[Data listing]

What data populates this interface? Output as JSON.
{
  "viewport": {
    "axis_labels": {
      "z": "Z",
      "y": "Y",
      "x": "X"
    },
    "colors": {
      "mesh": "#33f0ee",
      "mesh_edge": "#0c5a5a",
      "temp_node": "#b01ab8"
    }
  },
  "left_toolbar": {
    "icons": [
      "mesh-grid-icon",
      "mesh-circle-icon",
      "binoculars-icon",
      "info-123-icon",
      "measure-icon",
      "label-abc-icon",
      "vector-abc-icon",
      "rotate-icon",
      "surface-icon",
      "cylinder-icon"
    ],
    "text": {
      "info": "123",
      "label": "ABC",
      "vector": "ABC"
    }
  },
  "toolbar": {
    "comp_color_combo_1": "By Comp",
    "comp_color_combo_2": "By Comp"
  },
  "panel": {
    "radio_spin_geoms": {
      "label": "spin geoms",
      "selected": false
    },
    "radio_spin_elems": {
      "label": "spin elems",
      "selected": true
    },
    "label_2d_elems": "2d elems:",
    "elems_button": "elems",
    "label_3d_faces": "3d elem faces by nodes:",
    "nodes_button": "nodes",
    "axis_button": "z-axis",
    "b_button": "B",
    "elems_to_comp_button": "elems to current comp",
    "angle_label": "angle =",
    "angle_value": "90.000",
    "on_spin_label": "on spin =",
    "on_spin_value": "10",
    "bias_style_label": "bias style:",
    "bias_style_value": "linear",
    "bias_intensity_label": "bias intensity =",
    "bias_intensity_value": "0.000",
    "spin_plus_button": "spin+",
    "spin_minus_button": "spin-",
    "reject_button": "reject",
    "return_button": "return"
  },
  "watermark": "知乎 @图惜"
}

## Stated task
Retype all of the material above with every character intact.

## Exercise solution
What data populates this interface? Output as JSON.
{
  "viewport": {
    "axis_labels": {
      "z": "Z",
      "y": "Y",
      "x": "X"
    },
    "colors": {
      "mesh": "#33f0ee",
      "mesh_edge": "#0c5a5a",
      "temp_node": "#b01ab8"
    }
  },
  "left_toolbar": {
    "icons": [
      "mesh-grid-icon",
      "mesh-circle-icon",
      "binoculars-icon",
      "info-123-icon",
      "measure-icon",
      "label-abc-icon",
      "vector-abc-icon",
      "rotate-icon",
      "surface-icon",
      "cylinder-icon"
    ],
    "text": {
      "info": "123",
      "label": "ABC",
      "vector": "ABC"
    }
  },
  "toolbar": {
    "comp_color_combo_1": "By Comp",
    "comp_color_combo_2": "By Comp"
  },
  "panel": {
    "radio_spin_geoms": {
      "label": "spin geoms",
      "selected": false
    },
    "radio_spin_elems": {
      "label": "spin elems",
      "selected": true
    },
    "label_2d_elems": "2d elems:",
    "elems_button": "elems",
    "label_3d_faces": "3d elem faces by nodes:",
    "nodes_button": "nodes",
    "axis_button": "z-axis",
    "b_button": "B",
    "elems_to_comp_button": "elems to current comp",
    "angle_label": "angle =",
    "angle_value": "90.000",
    "on_spin_label": "on spin =",
    "on_spin_value": "10",
    "bias_style_label": "bias style:",
    "bias_style_value": "linear",
    "bias_intensity_label": "bias intensity =",
    "bias_intensity_value": "0.000",
    "spin_plus_button": "spin+",
    "spin_minus_button": "spin-",
    "reject_button": "reject",
    "return_button": "return"
  },
  "watermark": "知乎 @图惜"
}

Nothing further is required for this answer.